▶ SUPPLIED TEXT:
Cake recipe inspired by Flossie (Caudell) Ballenger, Elena’s great grandmother

Glaze recipe inspired by Aubrey Cook from Martha Stewart’s “Best Bakers in America” series

Ingredients:

Cake:

3/4 pound unsalted butter at room temperature, plus 1-2 tablespoons for greasing pan (Jackson Dairy, Dunn, NC bought from State Farmers Market)

2.5 cups granulated sugar

6 eggs (Neighborhood chicken coops, Raleigh, NC)

3.5 cups sifted cake flour, divided (Powder Mill Grain and Baking Co. Whole Grain Cake Flour, Cary, NC)

2 teaspoons baking powder

1 teaspoon salt

1/4 teaspoon mace (Penzeys Spices Raleigh, NC)

3/4 cup Porter beer with carbonation removed (Raleigh Brewing Hidden Pipe Porter, Raleigh, NC)

1/4 cup coffee (Oak City Coffee Roasters Kubum, Raleigh, NC)

1 teaspoon vanilla (Penzeys Spices, Raleigh, NC)

Glaze:

4 tablespoons unsalted butter (Jackson Dairy)

1/2 cup coffee (Kabum from Oak City)

2 cups confectioners sugar

Ice Cream: Howling Cow Vanilla Ice Cream (North Carolina State University, Raleigh, NC)

Directions:

Measure ingredients before mixing. (can be prepped ahead of time)

Move oven rack to center of oven and preheat to 325 degrees F. Grease and flour a 10 inch bundt pan thoroughly. Cream butter in large bowl with electric mixer at medium speed until very light and fluffy, scraping bowl often with spatula. Add sugar and continue creaming. Add eggs, one at a time, beating well after each addition. Combine baking powder, salt and mace in bowl with 3 cups of sifted flour, stirring to combine. Combine beer, coffee and vanilla in bowl and mix together. Alternate beer mixture and flour mixture, beating well after each addition. Add the 1/2 cup sifted flour last of all and mix until blended. Pour batter into pan, pound gently on counter top to release air bubbles. Bake in the center of the oven for 1 hour and 15 minutes or until done. Let the cake rest in the pan on wire rack for 20-30 minutes. Carefully flip cake over and let cool for at least 1 hour.

▶ DATA:
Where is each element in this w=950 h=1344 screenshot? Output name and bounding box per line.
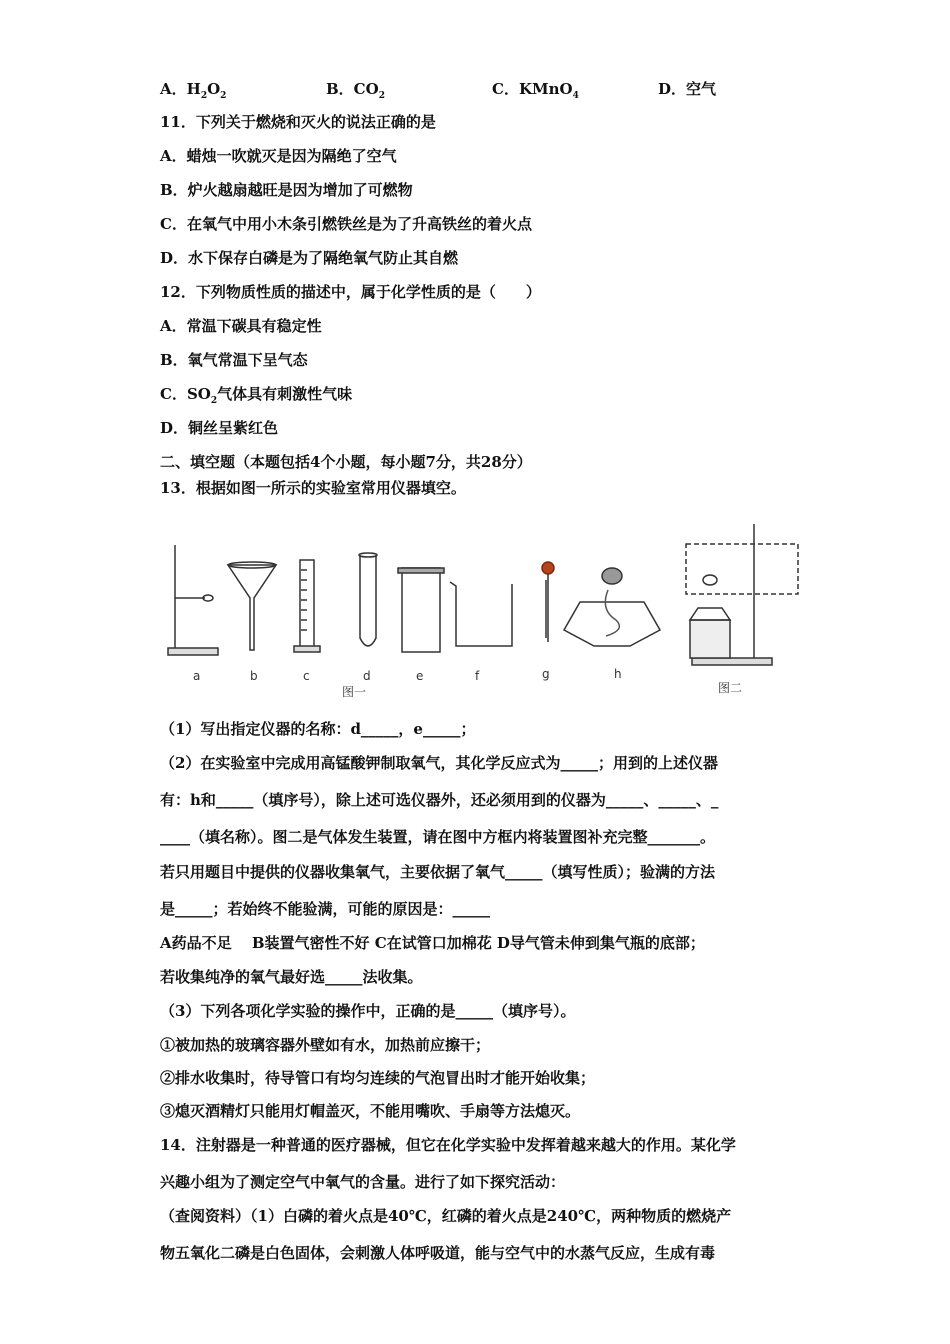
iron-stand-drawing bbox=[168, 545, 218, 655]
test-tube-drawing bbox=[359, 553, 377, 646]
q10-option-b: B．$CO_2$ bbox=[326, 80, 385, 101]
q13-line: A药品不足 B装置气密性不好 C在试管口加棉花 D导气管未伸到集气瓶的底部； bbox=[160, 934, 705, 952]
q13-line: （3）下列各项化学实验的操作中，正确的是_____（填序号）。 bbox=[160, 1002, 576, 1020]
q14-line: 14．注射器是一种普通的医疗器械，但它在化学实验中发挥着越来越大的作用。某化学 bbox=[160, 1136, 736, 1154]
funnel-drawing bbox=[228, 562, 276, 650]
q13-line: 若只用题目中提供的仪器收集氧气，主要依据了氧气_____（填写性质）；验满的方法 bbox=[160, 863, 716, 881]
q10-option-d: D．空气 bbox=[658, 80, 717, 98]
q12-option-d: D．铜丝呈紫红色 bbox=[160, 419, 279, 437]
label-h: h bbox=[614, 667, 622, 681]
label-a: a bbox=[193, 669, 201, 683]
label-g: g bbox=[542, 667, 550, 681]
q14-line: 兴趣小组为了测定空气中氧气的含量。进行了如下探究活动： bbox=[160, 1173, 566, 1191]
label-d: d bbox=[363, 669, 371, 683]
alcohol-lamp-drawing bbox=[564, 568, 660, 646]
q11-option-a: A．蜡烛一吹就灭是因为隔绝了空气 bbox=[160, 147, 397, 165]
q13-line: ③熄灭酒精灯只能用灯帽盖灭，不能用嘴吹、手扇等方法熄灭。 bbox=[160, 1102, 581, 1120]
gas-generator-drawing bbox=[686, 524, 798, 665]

▶ STATED TASK A:
Answer from the cake recipe:
(i) To what temperature is the oven preheated?
(ii) How many eggs does the cake call for?
(iii) How much coffee goes into the glaze?
▶ STATED TASK B: Edit the part of the rows that opens with the line containing "iron-stand-drawing bbox=[168, 545, 218, 655]" and closes with the line containing "q13-line: A药品不足 B装置气密性不好". Change every "bbox" to "box", leave everything else unchanged, and return only those lines.
The rows have no connection to the cake recipe.

▶ WRITTEN ANSWER A:
(i) 325 degrees F
(ii) 6
(iii) 1/2 cup

▶ WRITTEN ANSWER B:
iron-stand-drawing box=[168, 545, 218, 655]
test-tube-drawing box=[359, 553, 377, 646]
q10-option-b: B．$CO_2$ box=[326, 80, 385, 101]
q13-line: A药品不足 B装置气密性不好 C在试管口加棉花 D导气管未伸到集气瓶的底部； box=[160, 934, 705, 952]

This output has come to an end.